SELECTED TEXT
>>>

Our trivia expert solves local mysteries of who, what, when, where, why, and why not.



Dear Vance: Back in the 1960s, Memphis didn't have many foreign restaurants, but I remember an establishment on Union that served Spanish -- not Mexican -- fare. I believe the name of the place was Casa Madrid, or something like that. Where was it, and what happened to it? -- F.E., Memphis.

Dear F.E.: You're correct that our city lacked a certain cosmopolitan flavor until more recent times. It's true that in the 1960s we had several fine-dining restaurants, such as Justine's and the Embers, among others. But for truly foreign fare, we had only one or two Mexican restaurants, and one or two Italian restaurants, and one or two Chinese restaurants, but that was pretty much it. Not to mention that citywide chain of Scottish diners -- let's see, what were they called? Oh, right. McDonald's.

So that's partly what makes the story of the place that opened at 2220 Union so remarkable. It was called Chateau Madrid, and I suppose that name probably made patrons think it offered some kind of French/Spanish-fusion cuisine. I can't explain the French part of the name, because this cozy establishment at Cox and Union was entirely Spanish, opened by a pair of brothers -- Julio and Efren Pertierra, who came from Spain by way of Cuba. I know this, you see, because the Lauderdale Library has an extensive collection of old Key magazines, which -- then and now -- served as guides to all the attractions and points of interest in Memphis, and I actually located an issue from 1968 that featured Chateau Madrid.

In other words, I didn't have to research this very much, which always brings a bright smile to my ruggedly handsome face. I don't do that very often, though, since it tends to frighten the children when I visit them in the Home.

As I was saying, the Pertierra brothers had been born in Spain, but moved to Cuba, where they operated the very successful Montmarte Night Club and Oriental Race Track. You can already see that they apparently liked to mix up the nationalities of the places they owned. When Fidel Castro came into power, the Pertierras fled to Miami, where they opened an eatery with the strangest name of all, if you ask me: the Toledo Restaurant and Lounge. They were thinking of the city in Spain, of course, but to me it just brings up images of Ohio.

As you might imagine, there were already lots of Spanish restaurants in Miami, so in the mid-1960s, the brothers moved to Memphis, and opened the Chateau Madrid, which Key magazine helpfully explained was "the capital of Spain." Really? I always thought the capital was Spainville. Of all the places they could go, they chose Memphis because "we like the town, the people, and the weather."

The weather? I suppose only someone from Spain or subtropical Cuba could say they truly enjoyed a Memphis summer.

The owners, who brought an entire staff with them from Cuba, warned diners they would not find your basic tacos and enchiladas at the Chateau. Instead, specialties included Filet Madrilena, Rice Marinara, Spanish sausage, and the most popular item on the menu, Paella a la Valenciana. The Key article explained this last dish was a concoction of "fresh clams, red snapper, lobster, shrimp, chicken, sausage, ham, yellow rice, onion, green peppers, asparagus, pimientos, and peas." And that was just one dish!

The decor featured paintings of matadors and scenes from Spain, and there was a special treat. "The restaurant has a piano player, and practically all the staff joins in the singing." The pianist's name, by the way, was Altie Jean Pickens. I just thought you'd like to hear that name.

<<<

EXERCISE INSTRUCTIONS
a: In the column about Chateau Madrid, why did the Pertierra brothers leave Miami for Memphis?
b: Decide whether each statement agrees with the column about Chateau Madrid. Answer yes or no, quoting the deciding words.
(i) In Cuba, the Pertierra brothers operated the Montmarte Night Club.
(ii) The columnist can explain the French part of the restaurant's name.
(iii) The Chateau Madrid staff was hired in Memphis.
c: Write the next part of the column about Chateau Madrid, starting after its final sentence.

ENTRIES
>>>

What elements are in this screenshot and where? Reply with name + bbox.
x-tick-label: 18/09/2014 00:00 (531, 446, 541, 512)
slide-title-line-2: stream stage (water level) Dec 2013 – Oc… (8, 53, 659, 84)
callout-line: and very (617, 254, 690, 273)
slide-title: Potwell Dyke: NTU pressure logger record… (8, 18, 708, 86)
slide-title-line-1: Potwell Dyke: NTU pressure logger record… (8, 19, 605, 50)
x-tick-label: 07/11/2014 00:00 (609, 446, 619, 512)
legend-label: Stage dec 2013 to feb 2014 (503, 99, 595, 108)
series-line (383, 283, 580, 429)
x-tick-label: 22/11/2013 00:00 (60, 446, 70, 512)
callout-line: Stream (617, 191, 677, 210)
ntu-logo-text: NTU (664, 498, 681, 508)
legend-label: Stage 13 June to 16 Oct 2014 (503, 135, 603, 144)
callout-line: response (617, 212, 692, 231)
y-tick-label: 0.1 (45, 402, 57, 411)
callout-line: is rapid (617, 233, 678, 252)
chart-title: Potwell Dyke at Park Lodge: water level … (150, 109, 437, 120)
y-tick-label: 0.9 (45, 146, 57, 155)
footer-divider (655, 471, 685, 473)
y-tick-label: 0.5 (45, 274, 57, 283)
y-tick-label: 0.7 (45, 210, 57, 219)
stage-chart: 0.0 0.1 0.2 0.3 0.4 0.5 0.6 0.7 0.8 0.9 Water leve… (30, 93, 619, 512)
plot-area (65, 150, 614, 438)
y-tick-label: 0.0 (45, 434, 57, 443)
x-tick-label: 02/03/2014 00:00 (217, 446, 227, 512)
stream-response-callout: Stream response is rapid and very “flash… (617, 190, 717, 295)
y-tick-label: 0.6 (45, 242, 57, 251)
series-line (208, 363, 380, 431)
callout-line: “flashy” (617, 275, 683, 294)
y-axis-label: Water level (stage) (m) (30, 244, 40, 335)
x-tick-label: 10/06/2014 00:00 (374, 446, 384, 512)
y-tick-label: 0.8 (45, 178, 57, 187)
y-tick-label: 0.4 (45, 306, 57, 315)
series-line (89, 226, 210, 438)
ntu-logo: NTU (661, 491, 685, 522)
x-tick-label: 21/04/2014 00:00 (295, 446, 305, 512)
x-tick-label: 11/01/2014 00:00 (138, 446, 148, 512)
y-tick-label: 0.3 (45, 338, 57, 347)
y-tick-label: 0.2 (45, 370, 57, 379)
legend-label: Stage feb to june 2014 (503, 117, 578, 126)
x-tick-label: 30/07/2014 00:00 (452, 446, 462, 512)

<<<

PER-TASK OUTPUTS
a: They left Miami because the city already had many Spanish restaurants. They picked Memphis because, in their words, "we like the town, the people, and the weather."

b:
(i) Yes: "moved to Cuba, where they operated the very successful Montmarte Night Club and Oriental Race Track"
(ii) No: "I can't explain the French part of the name"
(iii) No: "The owners, who brought an entire staff with them from Cuba"

c:
The place that proclaimed itself "a bit of Spain in the heart of Dixie" bid adios to its customers after only about a year. In the early 1970s, the building became home to an Italian restaurant named Elfo's. Today, a modern Crye-Leike Realtors office stands on that corner.

Dear Vance: Please help me settle a friendly wager. Memphis is the barbecue capital of the world, right? And I say that no barbecue restaurant has ever closed in Memphis -- at least not in the past 50 years or so. True? -- D.G., Memphis.

Dear D.G.: I hope this is indeed just a friendly wager, and not one that involves the title to your house or your first-born son. Because, my friend, you are about to find yourself homeless and childless. This is one of the silliest claims I have ever heard. Yes, we are known for our fine pork barbecue, but the restaurant industry is a notoriously fickle one. Just ask the Pertierra brothers, who came here all the way from Miami to discover that sad truth.

Off the top of my head, I can think of more than 50 barbecue joints that have closed in my lifetime. Fifty! And that's just off the top of my head. Even the world's best psychiatrists really don't want to delve any deeper into my subconscious "mind" (as I like to call it) than that. Oh, it's a dark and spooky place.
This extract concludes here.